**GIVEN TEXT**
Encouraging sustainable land investments

Alejandro Litovsky

The surge in farmland and commodities investments is causing widespread concern about ‘land-grabbing’ and the accelerated loss of biodiversity, water depletion, soil erosion, and human rights abuses. These investments are expected to grow substantially over the next decade, given a number of interlinked pressures: the growing global demand for commodities and rising commodity prices; natural resource limitations and farmland being a ‘real asset’ that offers diversification to investors’ portfolios at a time of volatility in global financial markets. The need to increase food production in the next decade, against a backdrop of pressures on land and water, puts the question of land at the centre of a new security agenda.

The Land Security AgendaIn March 2012, a report by the Earth Security Initiative (ESI) involved investors and activists in exploring how to create new economic and political incentives for sustainable land investments. The report portrays land assets as being at the heart of a nexus of risks derived from competing food, energy and water demands in different countries. Sustainability issues, it argues, will be increasingly key in the economic and political stability of nations; they therefore present a set of risks for those investing in land-related assets and projects. But scarcity and competition could also open up a new opportunity for investments to focus on long-term value creation. How to influence these investment decisions?

**OBJECTIVES**
• 1. Decide whether each statement agrees with the text on sustainable land investments, answering yes or no and quoting the deciding words: (a) Farmland and commodities investments are expected to shrink over the next decade. (b) The Earth Security Initiative report came out in March 2012. (c) The report treats scarcity and competition only as sources of risk.
• 2. Continue the piece on sustainable land investments, starting after its last sentence, "How to influence these investment decisions?"

(Stored data)
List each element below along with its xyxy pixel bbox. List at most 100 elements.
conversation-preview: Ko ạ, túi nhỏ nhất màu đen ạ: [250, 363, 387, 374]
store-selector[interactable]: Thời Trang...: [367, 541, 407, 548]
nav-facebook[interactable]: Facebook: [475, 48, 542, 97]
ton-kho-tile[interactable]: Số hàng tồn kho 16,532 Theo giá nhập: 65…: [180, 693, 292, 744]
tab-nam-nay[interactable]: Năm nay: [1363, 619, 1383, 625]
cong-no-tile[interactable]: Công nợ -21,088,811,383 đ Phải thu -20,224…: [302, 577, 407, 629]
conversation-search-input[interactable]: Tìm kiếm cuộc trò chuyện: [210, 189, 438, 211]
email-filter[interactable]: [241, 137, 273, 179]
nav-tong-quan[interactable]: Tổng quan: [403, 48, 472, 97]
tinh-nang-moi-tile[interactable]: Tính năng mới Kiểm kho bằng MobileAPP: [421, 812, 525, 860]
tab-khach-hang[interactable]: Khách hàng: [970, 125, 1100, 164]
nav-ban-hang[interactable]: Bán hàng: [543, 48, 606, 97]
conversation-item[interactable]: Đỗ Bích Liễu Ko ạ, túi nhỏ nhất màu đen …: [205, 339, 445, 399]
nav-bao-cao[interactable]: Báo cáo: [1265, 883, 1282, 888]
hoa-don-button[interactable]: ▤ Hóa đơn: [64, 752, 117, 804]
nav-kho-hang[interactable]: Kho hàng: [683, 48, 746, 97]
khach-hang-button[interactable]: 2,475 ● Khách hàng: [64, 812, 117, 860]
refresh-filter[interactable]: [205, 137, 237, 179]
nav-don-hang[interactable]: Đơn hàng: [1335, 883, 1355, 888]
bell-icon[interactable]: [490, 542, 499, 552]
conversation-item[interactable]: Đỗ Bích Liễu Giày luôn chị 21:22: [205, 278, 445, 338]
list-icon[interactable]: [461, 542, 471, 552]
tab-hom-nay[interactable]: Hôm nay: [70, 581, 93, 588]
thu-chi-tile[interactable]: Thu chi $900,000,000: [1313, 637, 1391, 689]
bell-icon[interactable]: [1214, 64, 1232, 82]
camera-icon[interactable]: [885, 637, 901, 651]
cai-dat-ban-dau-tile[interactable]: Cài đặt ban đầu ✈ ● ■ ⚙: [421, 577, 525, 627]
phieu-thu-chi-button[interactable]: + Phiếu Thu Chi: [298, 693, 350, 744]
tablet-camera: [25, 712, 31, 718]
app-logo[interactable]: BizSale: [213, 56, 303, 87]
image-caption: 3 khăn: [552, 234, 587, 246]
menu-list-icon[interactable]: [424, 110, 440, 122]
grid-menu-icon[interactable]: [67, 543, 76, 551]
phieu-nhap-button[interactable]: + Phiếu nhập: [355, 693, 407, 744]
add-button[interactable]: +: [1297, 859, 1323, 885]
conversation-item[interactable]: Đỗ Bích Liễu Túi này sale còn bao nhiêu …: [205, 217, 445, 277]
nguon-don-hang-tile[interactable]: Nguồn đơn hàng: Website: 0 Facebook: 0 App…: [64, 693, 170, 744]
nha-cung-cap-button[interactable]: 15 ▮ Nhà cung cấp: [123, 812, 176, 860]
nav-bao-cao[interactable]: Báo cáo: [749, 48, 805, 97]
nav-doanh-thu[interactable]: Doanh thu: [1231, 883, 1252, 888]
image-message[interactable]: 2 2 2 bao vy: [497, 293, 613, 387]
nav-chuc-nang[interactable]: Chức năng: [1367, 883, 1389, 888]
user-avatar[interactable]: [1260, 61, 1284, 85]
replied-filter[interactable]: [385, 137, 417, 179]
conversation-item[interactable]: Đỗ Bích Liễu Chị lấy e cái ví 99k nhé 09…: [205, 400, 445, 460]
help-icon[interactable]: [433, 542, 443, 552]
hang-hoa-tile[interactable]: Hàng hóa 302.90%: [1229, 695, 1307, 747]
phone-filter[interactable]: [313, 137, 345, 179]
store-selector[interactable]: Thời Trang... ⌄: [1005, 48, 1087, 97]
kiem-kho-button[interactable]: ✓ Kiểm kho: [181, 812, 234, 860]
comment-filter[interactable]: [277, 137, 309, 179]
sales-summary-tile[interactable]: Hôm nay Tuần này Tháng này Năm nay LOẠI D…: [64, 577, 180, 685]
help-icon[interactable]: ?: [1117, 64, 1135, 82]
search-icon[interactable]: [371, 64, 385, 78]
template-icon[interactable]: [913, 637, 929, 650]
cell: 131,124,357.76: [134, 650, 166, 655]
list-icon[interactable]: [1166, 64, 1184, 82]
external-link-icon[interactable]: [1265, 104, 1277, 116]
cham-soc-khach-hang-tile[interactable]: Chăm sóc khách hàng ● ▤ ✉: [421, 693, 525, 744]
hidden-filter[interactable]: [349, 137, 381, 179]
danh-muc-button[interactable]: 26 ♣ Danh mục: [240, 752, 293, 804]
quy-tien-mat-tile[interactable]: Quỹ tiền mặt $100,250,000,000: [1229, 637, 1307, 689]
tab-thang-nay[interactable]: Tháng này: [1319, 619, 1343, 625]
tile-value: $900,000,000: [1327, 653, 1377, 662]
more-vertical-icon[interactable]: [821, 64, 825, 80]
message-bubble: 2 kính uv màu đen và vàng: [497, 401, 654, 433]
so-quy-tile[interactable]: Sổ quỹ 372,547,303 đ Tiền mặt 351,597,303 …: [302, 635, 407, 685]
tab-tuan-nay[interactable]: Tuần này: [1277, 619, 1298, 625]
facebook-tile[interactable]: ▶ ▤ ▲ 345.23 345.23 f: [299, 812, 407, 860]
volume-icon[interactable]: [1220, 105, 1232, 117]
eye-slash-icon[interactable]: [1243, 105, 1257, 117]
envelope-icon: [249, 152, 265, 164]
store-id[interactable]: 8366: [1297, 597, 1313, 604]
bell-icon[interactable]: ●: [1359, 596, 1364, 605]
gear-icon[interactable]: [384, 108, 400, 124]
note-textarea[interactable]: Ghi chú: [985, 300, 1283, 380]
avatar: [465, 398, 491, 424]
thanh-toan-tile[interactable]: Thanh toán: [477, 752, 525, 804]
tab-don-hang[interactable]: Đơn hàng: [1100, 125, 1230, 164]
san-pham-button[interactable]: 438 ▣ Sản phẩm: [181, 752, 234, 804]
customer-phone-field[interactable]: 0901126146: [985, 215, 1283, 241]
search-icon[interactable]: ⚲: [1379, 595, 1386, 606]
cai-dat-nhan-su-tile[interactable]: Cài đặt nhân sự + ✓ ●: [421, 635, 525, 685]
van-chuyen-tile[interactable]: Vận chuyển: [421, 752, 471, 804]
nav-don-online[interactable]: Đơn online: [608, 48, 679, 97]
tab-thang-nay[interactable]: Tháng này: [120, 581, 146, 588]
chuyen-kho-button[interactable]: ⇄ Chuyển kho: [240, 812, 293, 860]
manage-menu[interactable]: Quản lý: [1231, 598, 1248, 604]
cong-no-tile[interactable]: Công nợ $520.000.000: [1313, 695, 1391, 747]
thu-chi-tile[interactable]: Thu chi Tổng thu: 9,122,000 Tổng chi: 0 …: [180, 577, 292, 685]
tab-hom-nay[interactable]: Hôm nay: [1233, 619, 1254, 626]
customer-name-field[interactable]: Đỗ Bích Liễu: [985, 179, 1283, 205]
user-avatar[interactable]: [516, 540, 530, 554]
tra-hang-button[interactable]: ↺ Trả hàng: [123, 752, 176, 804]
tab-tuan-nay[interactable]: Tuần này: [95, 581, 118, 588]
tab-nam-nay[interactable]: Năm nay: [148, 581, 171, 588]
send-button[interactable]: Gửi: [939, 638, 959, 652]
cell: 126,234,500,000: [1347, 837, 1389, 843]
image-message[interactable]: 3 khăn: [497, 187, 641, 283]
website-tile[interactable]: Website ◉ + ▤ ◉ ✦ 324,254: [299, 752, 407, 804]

**SOLVED PROBLEMS**
• 1.
(a) No: "These investments are expected to grow substantially over the next decade"
(b) Yes: "In March 2012, a report by the Earth Security Initiative (ESI) involved investors and activists in exploring how to create new economic and political incentives for sustainable land investments."
(c) No: "But scarcity and competition could also open up a new opportunity for investments to focus on long-term value creation."

• 2.
This is where data comes in. As the next step, the ESI is developing the Land Security Index. The index will provide an independent analysis of country data on five trends that are not usually analysed together: water limits, land degradation, food security, governance and climate change. It will suggest how these data might provide new insights into long-term country risk metrics. ESI will continue to involve global investors in working out how this information can best be included in the investment decision cycle, the ultimate aim being to demonstrate how considering these sustainability metrics is in the interest of both financial markets and governments.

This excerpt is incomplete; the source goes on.